Recorded data:
## begin

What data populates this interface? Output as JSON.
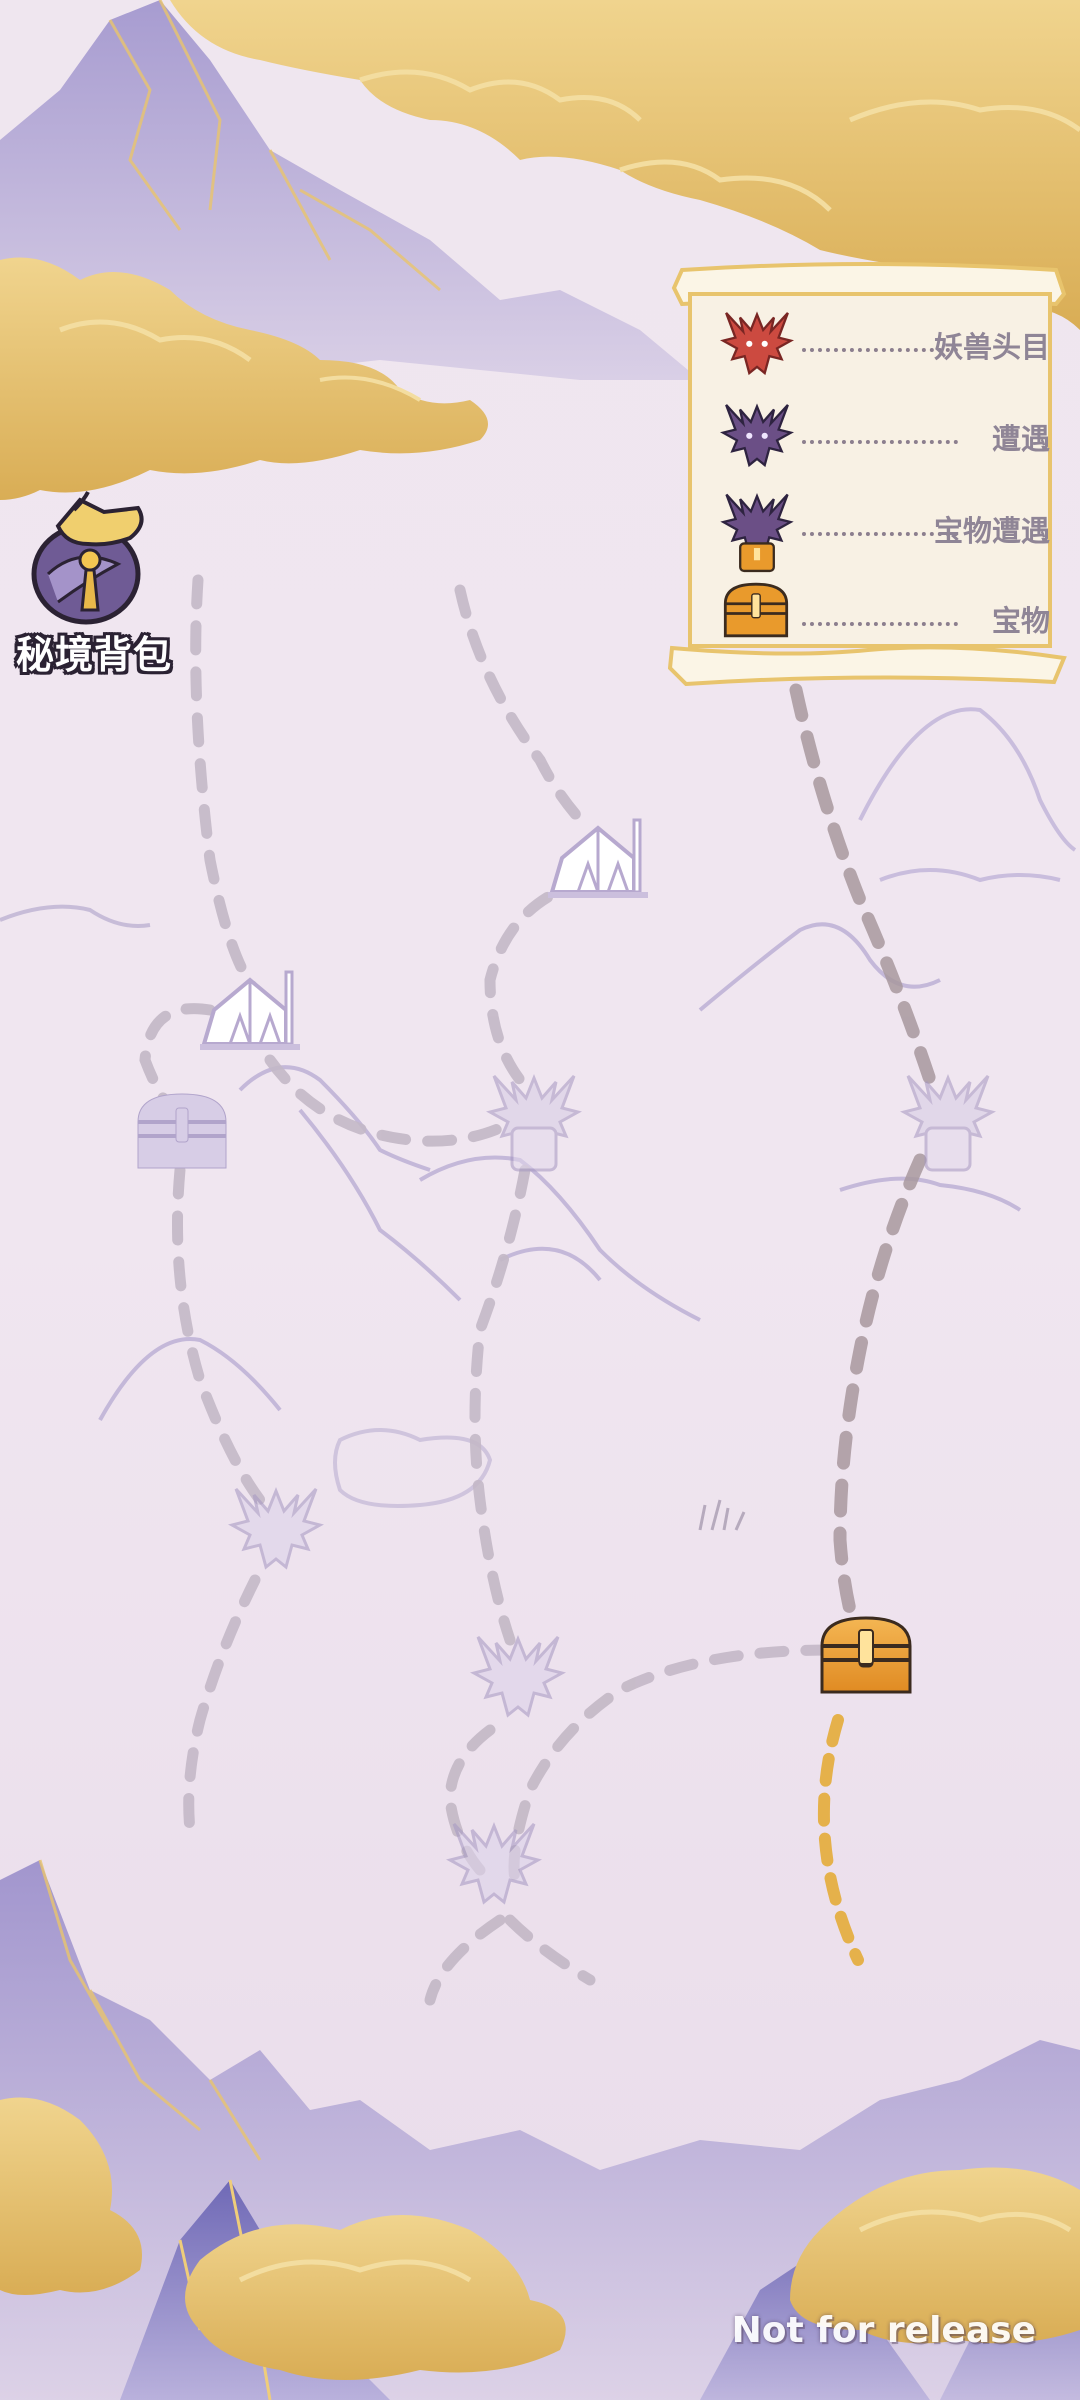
{
  "backpack": {
    "label": "秘境背包",
    "icon": "backpack-pouch-icon"
  },
  "legend": {
    "items": [
      {
        "icon": "red-demon-boss-icon",
        "label": "妖兽头目"
      },
      {
        "icon": "purple-demon-encounter-icon",
        "label": "遭遇"
      },
      {
        "icon": "demon-treasure-encounter-icon",
        "label": "宝物遭遇"
      },
      {
        "icon": "treasure-chest-icon",
        "label": "宝物"
      }
    ]
  },
  "map_nodes": [
    {
      "type": "camp",
      "state": "locked"
    },
    {
      "type": "camp",
      "state": "locked"
    },
    {
      "type": "treasure",
      "state": "locked"
    },
    {
      "type": "treasure-encounter",
      "state": "locked"
    },
    {
      "type": "treasure-encounter",
      "state": "locked"
    },
    {
      "type": "encounter",
      "state": "locked"
    },
    {
      "type": "encounter",
      "state": "locked"
    },
    {
      "type": "encounter",
      "state": "locked"
    },
    {
      "type": "treasure",
      "state": "available"
    }
  ],
  "watermark": "Not for release",
  "colors": {
    "background": "#eee4ee",
    "cloud_gold": "#e6c274",
    "mountain_purple": "#a99ad0",
    "path_gray": "#b5aab8",
    "path_gold": "#e7b54a",
    "boss_red": "#c9433c",
    "encounter_purple": "#6b4f86",
    "chest_orange": "#e99a2c"
  }
}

## end

**Task prompt**
Output all the records, word for word, with no pictures in the copy.

**Exercise solution**
What data populates this interface? Output as JSON.
{
  "backpack": {
    "label": "秘境背包",
    "icon": "backpack-pouch-icon"
  },
  "legend": {
    "items": [
      {
        "icon": "red-demon-boss-icon",
        "label": "妖兽头目"
      },
      {
        "icon": "purple-demon-encounter-icon",
        "label": "遭遇"
      },
      {
        "icon": "demon-treasure-encounter-icon",
        "label": "宝物遭遇"
      },
      {
        "icon": "treasure-chest-icon",
        "label": "宝物"
      }
    ]
  },
  "map_nodes": [
    {
      "type": "camp",
      "state": "locked"
    },
    {
      "type": "camp",
      "state": "locked"
    },
    {
      "type": "treasure",
      "state": "locked"
    },
    {
      "type": "treasure-encounter",
      "state": "locked"
    },
    {
      "type": "treasure-encounter",
      "state": "locked"
    },
    {
      "type": "encounter",
      "state": "locked"
    },
    {
      "type": "encounter",
      "state": "locked"
    },
    {
      "type": "encounter",
      "state": "locked"
    },
    {
      "type": "treasure",
      "state": "available"
    }
  ],
  "watermark": "Not for release",
  "colors": {
    "background": "#eee4ee",
    "cloud_gold": "#e6c274",
    "mountain_purple": "#a99ad0",
    "path_gray": "#b5aab8",
    "path_gold": "#e7b54a",
    "boss_red": "#c9433c",
    "encounter_purple": "#6b4f86",
    "chest_orange": "#e99a2c"
  }
}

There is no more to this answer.